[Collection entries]

=-=-=-=-=

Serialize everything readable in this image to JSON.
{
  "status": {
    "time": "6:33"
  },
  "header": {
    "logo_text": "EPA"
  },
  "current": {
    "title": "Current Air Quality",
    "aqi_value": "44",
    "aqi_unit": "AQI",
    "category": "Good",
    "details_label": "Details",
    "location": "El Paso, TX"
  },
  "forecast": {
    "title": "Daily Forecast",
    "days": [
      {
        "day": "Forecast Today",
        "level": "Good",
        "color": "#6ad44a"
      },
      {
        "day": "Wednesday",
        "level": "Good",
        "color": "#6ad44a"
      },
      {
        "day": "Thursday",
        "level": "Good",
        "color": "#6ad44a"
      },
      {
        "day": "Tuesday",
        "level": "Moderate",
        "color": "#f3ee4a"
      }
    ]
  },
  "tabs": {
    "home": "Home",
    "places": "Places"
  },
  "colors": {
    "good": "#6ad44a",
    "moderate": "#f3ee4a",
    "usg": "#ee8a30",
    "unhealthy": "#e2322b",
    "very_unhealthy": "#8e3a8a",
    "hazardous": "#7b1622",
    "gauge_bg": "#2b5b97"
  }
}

=-=-=-=-=

__WHAT IS REQUIRED__.
Using the material above, copy every line in which the string "title" occurs.

__COMPLETED TASK__.
    "title": "Current Air Quality",
    "title": "Daily Forecast",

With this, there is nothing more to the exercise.